[Items from a figure collection]
<<<<

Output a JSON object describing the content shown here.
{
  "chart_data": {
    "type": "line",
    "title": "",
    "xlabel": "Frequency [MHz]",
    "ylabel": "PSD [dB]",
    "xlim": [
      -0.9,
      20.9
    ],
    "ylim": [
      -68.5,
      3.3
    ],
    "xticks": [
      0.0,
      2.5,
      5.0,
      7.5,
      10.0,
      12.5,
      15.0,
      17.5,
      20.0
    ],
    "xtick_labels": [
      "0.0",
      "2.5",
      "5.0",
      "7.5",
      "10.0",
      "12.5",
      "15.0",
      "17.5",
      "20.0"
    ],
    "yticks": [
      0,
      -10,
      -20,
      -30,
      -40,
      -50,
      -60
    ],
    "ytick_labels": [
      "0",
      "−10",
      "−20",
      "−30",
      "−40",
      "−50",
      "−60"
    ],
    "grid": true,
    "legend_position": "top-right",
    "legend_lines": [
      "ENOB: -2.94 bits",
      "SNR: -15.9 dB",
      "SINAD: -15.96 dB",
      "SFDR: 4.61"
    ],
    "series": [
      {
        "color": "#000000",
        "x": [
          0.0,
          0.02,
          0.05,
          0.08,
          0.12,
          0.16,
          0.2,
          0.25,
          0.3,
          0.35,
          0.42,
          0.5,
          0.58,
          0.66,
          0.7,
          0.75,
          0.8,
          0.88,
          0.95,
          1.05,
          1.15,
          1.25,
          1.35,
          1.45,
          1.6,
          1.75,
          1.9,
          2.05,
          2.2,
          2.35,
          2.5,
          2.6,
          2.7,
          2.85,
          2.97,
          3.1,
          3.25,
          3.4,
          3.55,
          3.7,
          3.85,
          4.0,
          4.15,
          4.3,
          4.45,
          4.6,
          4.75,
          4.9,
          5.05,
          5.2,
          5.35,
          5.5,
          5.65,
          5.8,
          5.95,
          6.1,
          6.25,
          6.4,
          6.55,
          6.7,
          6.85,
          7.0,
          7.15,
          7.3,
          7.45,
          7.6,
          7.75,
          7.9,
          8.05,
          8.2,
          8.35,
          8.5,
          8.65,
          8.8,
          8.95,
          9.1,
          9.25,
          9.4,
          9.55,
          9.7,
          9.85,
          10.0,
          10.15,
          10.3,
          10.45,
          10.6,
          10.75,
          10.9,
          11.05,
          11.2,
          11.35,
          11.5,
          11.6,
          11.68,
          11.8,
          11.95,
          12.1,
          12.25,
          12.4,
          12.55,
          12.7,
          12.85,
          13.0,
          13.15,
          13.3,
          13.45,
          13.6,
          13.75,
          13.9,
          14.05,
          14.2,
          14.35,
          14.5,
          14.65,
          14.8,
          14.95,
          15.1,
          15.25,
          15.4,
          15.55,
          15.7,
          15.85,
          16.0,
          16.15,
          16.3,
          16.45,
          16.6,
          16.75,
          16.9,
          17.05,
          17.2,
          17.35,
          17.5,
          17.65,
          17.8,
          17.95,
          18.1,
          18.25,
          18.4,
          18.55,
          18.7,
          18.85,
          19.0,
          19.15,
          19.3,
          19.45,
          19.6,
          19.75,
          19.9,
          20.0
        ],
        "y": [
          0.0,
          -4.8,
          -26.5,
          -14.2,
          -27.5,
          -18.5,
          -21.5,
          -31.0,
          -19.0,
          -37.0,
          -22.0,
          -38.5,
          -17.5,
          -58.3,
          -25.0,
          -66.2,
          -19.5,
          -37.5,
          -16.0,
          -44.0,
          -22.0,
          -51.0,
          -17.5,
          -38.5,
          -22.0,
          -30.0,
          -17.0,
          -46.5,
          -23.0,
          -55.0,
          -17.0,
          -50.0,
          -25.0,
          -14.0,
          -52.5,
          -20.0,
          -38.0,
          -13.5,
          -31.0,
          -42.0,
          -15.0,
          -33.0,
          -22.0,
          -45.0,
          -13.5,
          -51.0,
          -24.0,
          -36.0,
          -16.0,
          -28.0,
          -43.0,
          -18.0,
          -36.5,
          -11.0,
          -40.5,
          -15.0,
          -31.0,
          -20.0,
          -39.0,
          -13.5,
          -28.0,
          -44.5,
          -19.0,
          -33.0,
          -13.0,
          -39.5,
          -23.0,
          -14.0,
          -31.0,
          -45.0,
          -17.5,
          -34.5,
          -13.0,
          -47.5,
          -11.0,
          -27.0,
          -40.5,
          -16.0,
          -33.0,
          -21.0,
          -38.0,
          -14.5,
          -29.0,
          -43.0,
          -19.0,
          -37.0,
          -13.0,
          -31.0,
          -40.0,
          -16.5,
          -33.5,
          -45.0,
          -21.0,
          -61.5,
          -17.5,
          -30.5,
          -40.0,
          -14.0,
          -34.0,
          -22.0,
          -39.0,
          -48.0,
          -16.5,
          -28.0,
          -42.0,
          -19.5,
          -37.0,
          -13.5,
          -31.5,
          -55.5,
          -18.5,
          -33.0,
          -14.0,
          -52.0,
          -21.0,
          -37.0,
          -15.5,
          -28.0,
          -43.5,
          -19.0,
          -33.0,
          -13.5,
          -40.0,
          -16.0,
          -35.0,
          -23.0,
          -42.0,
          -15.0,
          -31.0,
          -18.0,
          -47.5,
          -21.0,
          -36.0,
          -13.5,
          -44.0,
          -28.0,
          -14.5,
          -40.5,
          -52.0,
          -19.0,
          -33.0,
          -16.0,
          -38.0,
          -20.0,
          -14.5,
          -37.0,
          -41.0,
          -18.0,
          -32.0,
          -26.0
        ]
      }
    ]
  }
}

>>>>

◆ Instruction:
Extract all of the data above without altering anything.

◆ Output for this exercise:
Output a JSON object describing the content shown here.
{
  "chart_data": {
    "type": "line",
    "title": "",
    "xlabel": "Frequency [MHz]",
    "ylabel": "PSD [dB]",
    "xlim": [
      -0.9,
      20.9
    ],
    "ylim": [
      -68.5,
      3.3
    ],
    "xticks": [
      0.0,
      2.5,
      5.0,
      7.5,
      10.0,
      12.5,
      15.0,
      17.5,
      20.0
    ],
    "xtick_labels": [
      "0.0",
      "2.5",
      "5.0",
      "7.5",
      "10.0",
      "12.5",
      "15.0",
      "17.5",
      "20.0"
    ],
    "yticks": [
      0,
      -10,
      -20,
      -30,
      -40,
      -50,
      -60
    ],
    "ytick_labels": [
      "0",
      "−10",
      "−20",
      "−30",
      "−40",
      "−50",
      "−60"
    ],
    "grid": true,
    "legend_position": "top-right",
    "legend_lines": [
      "ENOB: -2.94 bits",
      "SNR: -15.9 dB",
      "SINAD: -15.96 dB",
      "SFDR: 4.61"
    ],
    "series": [
      {
        "color": "#000000",
        "x": [
          0.0,
          0.02,
          0.05,
          0.08,
          0.12,
          0.16,
          0.2,
          0.25,
          0.3,
          0.35,
          0.42,
          0.5,
          0.58,
          0.66,
          0.7,
          0.75,
          0.8,
          0.88,
          0.95,
          1.05,
          1.15,
          1.25,
          1.35,
          1.45,
          1.6,
          1.75,
          1.9,
          2.05,
          2.2,
          2.35,
          2.5,
          2.6,
          2.7,
          2.85,
          2.97,
          3.1,
          3.25,
          3.4,
          3.55,
          3.7,
          3.85,
          4.0,
          4.15,
          4.3,
          4.45,
          4.6,
          4.75,
          4.9,
          5.05,
          5.2,
          5.35,
          5.5,
          5.65,
          5.8,
          5.95,
          6.1,
          6.25,
          6.4,
          6.55,
          6.7,
          6.85,
          7.0,
          7.15,
          7.3,
          7.45,
          7.6,
          7.75,
          7.9,
          8.05,
          8.2,
          8.35,
          8.5,
          8.65,
          8.8,
          8.95,
          9.1,
          9.25,
          9.4,
          9.55,
          9.7,
          9.85,
          10.0,
          10.15,
          10.3,
          10.45,
          10.6,
          10.75,
          10.9,
          11.05,
          11.2,
          11.35,
          11.5,
          11.6,
          11.68,
          11.8,
          11.95,
          12.1,
          12.25,
          12.4,
          12.55,
          12.7,
          12.85,
          13.0,
          13.15,
          13.3,
          13.45,
          13.6,
          13.75,
          13.9,
          14.05,
          14.2,
          14.35,
          14.5,
          14.65,
          14.8,
          14.95,
          15.1,
          15.25,
          15.4,
          15.55,
          15.7,
          15.85,
          16.0,
          16.15,
          16.3,
          16.45,
          16.6,
          16.75,
          16.9,
          17.05,
          17.2,
          17.35,
          17.5,
          17.65,
          17.8,
          17.95,
          18.1,
          18.25,
          18.4,
          18.55,
          18.7,
          18.85,
          19.0,
          19.15,
          19.3,
          19.45,
          19.6,
          19.75,
          19.9,
          20.0
        ],
        "y": [
          0.0,
          -4.8,
          -26.5,
          -14.2,
          -27.5,
          -18.5,
          -21.5,
          -31.0,
          -19.0,
          -37.0,
          -22.0,
          -38.5,
          -17.5,
          -58.3,
          -25.0,
          -66.2,
          -19.5,
          -37.5,
          -16.0,
          -44.0,
          -22.0,
          -51.0,
          -17.5,
          -38.5,
          -22.0,
          -30.0,
          -17.0,
          -46.5,
          -23.0,
          -55.0,
          -17.0,
          -50.0,
          -25.0,
          -14.0,
          -52.5,
          -20.0,
          -38.0,
          -13.5,
          -31.0,
          -42.0,
          -15.0,
          -33.0,
          -22.0,
          -45.0,
          -13.5,
          -51.0,
          -24.0,
          -36.0,
          -16.0,
          -28.0,
          -43.0,
          -18.0,
          -36.5,
          -11.0,
          -40.5,
          -15.0,
          -31.0,
          -20.0,
          -39.0,
          -13.5,
          -28.0,
          -44.5,
          -19.0,
          -33.0,
          -13.0,
          -39.5,
          -23.0,
          -14.0,
          -31.0,
          -45.0,
          -17.5,
          -34.5,
          -13.0,
          -47.5,
          -11.0,
          -27.0,
          -40.5,
          -16.0,
          -33.0,
          -21.0,
          -38.0,
          -14.5,
          -29.0,
          -43.0,
          -19.0,
          -37.0,
          -13.0,
          -31.0,
          -40.0,
          -16.5,
          -33.5,
          -45.0,
          -21.0,
          -61.5,
          -17.5,
          -30.5,
          -40.0,
          -14.0,
          -34.0,
          -22.0,
          -39.0,
          -48.0,
          -16.5,
          -28.0,
          -42.0,
          -19.5,
          -37.0,
          -13.5,
          -31.5,
          -55.5,
          -18.5,
          -33.0,
          -14.0,
          -52.0,
          -21.0,
          -37.0,
          -15.5,
          -28.0,
          -43.5,
          -19.0,
          -33.0,
          -13.5,
          -40.0,
          -16.0,
          -35.0,
          -23.0,
          -42.0,
          -15.0,
          -31.0,
          -18.0,
          -47.5,
          -21.0,
          -36.0,
          -13.5,
          -44.0,
          -28.0,
          -14.5,
          -40.5,
          -52.0,
          -19.0,
          -33.0,
          -16.0,
          -38.0,
          -20.0,
          -14.5,
          -37.0,
          -41.0,
          -18.0,
          -32.0,
          -26.0
        ]
      }
    ]
  }
}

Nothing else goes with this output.